**DATA EXCERPTS**
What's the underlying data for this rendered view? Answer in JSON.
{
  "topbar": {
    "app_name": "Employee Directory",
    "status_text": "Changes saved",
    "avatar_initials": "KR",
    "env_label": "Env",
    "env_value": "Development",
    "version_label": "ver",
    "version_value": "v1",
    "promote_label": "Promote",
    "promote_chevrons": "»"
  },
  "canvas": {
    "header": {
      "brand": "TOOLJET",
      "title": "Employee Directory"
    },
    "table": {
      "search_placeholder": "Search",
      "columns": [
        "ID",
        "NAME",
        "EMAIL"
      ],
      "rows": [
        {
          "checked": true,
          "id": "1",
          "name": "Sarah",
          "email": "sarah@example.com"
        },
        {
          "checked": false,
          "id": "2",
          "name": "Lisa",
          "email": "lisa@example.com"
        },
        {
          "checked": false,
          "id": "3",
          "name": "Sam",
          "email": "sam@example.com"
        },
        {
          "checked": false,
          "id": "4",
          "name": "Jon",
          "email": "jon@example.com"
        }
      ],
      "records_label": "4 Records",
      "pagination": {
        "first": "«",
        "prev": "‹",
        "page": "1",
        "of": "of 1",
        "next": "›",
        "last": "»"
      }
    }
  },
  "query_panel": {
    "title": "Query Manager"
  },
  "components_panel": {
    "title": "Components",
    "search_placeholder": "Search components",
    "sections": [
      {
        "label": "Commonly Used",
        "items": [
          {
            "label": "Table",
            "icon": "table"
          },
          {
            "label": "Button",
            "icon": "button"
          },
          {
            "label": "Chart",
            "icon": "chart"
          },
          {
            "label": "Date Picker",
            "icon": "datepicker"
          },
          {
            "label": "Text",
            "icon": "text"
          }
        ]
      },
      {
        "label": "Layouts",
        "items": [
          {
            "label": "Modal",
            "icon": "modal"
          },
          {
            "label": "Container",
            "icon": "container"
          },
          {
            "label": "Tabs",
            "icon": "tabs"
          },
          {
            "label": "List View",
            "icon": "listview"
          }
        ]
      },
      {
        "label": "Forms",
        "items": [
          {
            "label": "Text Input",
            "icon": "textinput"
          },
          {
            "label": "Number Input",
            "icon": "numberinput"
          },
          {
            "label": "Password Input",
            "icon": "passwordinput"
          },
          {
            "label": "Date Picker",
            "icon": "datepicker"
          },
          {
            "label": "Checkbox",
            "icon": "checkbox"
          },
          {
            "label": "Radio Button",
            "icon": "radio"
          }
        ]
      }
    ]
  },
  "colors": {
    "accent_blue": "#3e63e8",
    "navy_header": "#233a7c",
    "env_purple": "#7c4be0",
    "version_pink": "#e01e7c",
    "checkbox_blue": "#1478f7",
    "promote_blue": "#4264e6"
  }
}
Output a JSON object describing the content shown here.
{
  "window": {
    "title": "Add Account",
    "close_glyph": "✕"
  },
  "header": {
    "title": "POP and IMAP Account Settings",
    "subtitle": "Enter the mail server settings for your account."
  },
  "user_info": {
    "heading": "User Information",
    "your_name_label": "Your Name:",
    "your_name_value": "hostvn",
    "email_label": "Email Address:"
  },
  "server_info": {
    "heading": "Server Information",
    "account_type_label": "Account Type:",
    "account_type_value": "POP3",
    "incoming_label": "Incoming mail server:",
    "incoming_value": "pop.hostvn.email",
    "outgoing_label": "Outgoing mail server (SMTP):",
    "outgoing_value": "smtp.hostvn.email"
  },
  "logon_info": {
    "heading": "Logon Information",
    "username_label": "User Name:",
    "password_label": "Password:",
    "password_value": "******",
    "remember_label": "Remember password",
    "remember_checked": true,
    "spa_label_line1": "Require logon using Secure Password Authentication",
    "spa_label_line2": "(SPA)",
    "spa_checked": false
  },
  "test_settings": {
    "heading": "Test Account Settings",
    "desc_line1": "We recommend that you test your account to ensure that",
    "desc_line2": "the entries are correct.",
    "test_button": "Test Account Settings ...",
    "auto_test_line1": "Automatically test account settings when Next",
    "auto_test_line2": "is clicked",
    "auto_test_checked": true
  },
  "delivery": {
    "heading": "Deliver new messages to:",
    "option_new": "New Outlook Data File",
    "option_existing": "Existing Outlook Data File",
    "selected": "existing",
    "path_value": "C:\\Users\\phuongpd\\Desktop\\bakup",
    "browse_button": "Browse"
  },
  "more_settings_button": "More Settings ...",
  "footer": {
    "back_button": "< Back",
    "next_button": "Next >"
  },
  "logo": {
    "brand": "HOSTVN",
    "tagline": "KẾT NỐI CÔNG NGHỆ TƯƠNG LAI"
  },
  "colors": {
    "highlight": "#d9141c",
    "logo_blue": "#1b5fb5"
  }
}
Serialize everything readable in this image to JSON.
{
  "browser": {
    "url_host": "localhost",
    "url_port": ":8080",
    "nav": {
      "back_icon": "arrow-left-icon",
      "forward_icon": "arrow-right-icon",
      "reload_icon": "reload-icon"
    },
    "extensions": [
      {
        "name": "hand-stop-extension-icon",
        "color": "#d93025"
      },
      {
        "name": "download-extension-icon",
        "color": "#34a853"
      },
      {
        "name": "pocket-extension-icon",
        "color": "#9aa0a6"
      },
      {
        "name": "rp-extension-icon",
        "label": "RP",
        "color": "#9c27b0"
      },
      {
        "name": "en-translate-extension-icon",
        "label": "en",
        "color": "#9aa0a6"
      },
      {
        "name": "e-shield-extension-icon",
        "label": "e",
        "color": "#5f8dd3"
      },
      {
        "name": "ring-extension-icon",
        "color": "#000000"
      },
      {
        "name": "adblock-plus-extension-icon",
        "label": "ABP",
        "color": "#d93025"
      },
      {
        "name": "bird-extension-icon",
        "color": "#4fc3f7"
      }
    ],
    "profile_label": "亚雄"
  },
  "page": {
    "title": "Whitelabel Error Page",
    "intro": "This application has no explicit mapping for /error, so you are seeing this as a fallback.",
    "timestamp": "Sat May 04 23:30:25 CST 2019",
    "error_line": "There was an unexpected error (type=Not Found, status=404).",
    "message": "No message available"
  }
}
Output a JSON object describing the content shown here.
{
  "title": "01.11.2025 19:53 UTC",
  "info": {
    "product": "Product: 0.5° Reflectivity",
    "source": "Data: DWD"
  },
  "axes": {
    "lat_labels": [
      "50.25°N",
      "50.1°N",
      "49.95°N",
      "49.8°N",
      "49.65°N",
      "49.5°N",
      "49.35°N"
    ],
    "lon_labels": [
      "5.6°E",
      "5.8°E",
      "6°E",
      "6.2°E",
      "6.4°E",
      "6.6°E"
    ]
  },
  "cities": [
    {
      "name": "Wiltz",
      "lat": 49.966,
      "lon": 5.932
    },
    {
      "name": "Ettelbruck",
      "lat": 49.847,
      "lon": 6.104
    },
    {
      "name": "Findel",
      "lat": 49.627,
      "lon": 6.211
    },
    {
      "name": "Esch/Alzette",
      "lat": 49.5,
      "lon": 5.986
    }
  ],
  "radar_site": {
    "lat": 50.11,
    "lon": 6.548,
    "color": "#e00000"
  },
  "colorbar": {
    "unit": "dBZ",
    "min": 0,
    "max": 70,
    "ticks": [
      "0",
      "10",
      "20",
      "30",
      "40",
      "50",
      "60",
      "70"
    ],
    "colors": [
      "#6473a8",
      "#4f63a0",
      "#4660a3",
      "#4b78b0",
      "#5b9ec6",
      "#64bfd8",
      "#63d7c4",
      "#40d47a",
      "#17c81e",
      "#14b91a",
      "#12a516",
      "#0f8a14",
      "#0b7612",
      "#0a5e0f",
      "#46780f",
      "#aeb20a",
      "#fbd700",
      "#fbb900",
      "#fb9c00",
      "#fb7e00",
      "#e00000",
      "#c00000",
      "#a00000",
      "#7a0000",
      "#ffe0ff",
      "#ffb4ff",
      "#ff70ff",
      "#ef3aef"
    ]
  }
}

**PROMPT**
Check each line of the entries for the string "JSON". Copy the lines that have it.

**SOLUTION BELOW**
What's the underlying data for this rendered view? Answer in JSON.
Output a JSON object describing the content shown here.
Serialize everything readable in this image to JSON.
Output a JSON object describing the content shown here.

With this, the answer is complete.